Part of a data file
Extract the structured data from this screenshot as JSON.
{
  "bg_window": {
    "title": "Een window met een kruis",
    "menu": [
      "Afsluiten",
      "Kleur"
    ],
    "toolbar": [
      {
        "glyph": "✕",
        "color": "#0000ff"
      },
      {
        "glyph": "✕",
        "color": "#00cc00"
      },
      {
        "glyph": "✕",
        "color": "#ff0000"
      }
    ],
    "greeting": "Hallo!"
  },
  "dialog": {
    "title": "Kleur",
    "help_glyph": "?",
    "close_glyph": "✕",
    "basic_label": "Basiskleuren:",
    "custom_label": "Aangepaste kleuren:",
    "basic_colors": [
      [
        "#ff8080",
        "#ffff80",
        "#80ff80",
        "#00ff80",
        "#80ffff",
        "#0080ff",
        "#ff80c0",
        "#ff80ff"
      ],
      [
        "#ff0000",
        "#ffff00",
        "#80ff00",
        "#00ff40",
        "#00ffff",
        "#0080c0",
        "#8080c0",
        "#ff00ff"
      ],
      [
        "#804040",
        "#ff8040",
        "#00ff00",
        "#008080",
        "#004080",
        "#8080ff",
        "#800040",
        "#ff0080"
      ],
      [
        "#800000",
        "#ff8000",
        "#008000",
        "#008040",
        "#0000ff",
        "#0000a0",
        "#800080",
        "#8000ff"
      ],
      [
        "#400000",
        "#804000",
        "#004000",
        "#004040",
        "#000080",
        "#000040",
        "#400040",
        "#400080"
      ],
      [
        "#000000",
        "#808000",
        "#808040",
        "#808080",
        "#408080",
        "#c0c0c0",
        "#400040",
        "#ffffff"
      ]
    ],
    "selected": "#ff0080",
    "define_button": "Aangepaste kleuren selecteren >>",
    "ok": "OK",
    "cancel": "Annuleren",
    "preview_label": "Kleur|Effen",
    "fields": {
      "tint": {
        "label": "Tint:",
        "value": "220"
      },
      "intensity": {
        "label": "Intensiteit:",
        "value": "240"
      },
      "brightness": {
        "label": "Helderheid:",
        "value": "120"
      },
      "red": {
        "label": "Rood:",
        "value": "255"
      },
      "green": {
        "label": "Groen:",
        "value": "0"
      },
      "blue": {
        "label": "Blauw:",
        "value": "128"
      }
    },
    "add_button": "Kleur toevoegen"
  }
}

_INSTRUCTION_
Find every line that has "value" in it, then return those lines.

_OUTPUT OF THE TASK_
        "value": "220"
        "value": "240"
        "value": "120"
        "value": "255"
        "value": "0"
        "value": "128"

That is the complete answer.